═══ EXTRACTED DATA

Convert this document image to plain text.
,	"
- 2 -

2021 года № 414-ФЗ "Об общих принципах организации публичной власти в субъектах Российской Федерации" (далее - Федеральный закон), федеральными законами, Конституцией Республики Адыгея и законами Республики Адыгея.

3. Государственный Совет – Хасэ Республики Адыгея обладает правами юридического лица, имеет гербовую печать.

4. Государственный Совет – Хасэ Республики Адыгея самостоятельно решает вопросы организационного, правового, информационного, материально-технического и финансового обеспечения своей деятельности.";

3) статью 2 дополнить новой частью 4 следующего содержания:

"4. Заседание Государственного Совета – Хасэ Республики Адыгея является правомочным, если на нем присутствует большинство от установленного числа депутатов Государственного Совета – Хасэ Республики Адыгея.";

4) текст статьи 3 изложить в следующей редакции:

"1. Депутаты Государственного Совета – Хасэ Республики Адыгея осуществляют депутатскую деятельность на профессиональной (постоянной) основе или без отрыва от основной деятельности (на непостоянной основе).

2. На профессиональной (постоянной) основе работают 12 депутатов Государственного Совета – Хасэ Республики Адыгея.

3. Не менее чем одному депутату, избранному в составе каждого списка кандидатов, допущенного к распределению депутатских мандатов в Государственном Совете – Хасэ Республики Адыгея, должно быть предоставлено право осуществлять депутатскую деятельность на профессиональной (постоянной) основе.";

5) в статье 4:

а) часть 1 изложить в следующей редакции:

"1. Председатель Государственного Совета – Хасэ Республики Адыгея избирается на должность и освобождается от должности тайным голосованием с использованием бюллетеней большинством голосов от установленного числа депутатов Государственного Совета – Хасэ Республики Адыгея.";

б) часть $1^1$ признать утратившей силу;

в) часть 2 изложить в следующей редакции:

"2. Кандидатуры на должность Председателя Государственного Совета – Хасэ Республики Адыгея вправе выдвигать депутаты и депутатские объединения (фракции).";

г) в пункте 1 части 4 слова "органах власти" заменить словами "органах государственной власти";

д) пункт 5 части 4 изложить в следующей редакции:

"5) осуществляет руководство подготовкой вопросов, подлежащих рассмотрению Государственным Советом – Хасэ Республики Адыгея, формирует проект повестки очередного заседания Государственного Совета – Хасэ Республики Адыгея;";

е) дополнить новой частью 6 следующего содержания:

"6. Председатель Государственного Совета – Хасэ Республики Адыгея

══════
═══ EXTRACTED DATA

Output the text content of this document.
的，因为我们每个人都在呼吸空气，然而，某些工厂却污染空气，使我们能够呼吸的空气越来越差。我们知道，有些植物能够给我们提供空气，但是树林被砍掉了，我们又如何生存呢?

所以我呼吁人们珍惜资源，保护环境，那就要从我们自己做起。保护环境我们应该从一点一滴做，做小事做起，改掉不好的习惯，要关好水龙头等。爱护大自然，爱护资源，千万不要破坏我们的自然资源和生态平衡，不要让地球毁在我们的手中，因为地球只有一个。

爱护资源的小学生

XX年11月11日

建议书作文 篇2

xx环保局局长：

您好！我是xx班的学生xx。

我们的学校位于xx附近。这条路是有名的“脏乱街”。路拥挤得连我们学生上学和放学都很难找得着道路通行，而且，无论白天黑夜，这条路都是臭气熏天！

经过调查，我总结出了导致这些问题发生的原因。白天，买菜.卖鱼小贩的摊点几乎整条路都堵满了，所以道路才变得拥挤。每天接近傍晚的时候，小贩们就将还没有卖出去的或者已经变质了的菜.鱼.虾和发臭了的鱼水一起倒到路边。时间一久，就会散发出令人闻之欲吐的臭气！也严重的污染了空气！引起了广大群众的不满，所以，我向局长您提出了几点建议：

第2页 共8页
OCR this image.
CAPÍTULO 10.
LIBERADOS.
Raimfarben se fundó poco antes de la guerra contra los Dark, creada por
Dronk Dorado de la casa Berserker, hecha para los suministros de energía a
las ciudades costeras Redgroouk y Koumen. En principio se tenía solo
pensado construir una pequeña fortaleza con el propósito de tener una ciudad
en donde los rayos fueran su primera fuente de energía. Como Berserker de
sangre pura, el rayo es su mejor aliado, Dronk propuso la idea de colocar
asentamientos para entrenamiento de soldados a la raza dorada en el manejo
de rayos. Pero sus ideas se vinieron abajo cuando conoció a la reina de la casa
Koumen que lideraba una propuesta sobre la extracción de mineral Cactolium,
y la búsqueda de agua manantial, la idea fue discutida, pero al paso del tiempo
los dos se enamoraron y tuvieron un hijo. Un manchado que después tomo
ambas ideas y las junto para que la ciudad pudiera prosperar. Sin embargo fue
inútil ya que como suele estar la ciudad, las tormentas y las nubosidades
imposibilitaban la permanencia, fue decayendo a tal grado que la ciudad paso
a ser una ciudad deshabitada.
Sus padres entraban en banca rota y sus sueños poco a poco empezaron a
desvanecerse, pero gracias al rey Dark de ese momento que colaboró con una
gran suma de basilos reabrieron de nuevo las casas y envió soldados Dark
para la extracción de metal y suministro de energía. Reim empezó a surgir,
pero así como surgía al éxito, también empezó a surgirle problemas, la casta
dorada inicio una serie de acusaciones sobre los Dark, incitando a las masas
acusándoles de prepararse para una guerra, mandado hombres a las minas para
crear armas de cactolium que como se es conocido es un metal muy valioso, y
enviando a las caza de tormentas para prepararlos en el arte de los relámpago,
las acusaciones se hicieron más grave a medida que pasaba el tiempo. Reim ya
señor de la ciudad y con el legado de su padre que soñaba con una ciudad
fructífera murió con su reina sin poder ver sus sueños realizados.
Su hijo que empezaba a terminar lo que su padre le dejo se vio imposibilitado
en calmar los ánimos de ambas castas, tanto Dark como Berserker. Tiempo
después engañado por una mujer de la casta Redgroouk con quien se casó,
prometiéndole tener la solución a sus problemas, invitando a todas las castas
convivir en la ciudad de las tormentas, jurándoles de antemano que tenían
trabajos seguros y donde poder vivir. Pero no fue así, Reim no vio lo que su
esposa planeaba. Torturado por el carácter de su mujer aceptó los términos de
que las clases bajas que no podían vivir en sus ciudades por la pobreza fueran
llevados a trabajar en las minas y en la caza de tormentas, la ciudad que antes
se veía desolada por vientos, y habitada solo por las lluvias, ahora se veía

══════

#### EXERCISE TASK
Please list every line of the records that contains "части".

#### EXPECTED OUTPUT
г) в пункте 1 части 4 слова "органах власти" заменить словами "органах государственной власти";
д) пункт 5 части 4 изложить в следующей редакции:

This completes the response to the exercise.